WRITTEN INSTRUCTION
Go through the data below and gather each line containing "name".

::::::::

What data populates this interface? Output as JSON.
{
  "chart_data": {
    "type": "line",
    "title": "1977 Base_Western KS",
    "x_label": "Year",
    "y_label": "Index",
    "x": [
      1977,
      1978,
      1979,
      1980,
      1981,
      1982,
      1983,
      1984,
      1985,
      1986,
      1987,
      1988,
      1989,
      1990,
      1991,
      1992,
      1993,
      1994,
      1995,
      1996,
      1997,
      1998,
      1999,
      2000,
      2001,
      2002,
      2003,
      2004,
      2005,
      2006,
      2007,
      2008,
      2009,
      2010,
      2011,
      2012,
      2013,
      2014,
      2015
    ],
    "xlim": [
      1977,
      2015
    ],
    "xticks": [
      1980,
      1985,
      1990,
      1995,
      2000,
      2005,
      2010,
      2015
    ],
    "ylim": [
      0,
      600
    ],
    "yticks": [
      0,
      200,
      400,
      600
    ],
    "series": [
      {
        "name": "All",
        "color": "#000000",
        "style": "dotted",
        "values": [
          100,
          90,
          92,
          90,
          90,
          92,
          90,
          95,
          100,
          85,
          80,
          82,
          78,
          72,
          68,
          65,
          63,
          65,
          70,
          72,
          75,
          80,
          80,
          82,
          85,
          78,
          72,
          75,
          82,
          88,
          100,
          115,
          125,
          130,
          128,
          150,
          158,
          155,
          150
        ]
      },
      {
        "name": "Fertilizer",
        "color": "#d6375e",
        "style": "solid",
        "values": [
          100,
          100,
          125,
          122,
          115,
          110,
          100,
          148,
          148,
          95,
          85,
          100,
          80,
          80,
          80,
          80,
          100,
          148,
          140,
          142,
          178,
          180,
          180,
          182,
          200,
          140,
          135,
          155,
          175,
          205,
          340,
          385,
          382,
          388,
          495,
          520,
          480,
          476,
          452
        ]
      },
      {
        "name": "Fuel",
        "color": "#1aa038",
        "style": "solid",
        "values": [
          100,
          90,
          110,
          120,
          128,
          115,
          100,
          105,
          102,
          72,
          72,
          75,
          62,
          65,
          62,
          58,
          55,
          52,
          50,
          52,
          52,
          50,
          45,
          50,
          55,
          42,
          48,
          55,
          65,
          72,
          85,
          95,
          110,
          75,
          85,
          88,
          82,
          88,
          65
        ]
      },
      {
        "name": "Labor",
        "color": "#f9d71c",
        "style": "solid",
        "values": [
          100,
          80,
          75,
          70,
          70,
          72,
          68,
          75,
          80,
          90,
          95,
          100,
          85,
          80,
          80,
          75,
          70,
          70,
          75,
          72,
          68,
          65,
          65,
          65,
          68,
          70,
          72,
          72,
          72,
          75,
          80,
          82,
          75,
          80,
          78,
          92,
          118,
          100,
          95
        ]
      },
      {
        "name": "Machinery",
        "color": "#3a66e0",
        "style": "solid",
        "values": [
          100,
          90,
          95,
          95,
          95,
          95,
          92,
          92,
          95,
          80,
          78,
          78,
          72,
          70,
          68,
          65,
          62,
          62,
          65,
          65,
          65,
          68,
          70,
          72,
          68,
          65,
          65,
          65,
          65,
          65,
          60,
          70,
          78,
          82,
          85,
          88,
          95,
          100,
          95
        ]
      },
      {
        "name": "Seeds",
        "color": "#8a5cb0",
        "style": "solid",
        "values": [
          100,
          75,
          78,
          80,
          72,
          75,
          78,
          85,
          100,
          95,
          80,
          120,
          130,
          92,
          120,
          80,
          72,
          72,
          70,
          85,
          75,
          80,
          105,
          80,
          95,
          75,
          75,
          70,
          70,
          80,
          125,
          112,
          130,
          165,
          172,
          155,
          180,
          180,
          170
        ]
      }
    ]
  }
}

::::::::

REPLY TO THE TASK
        "name": "All",
        "name": "Fertilizer",
        "name": "Fuel",
        "name": "Labor",
        "name": "Machinery",
        "name": "Seeds",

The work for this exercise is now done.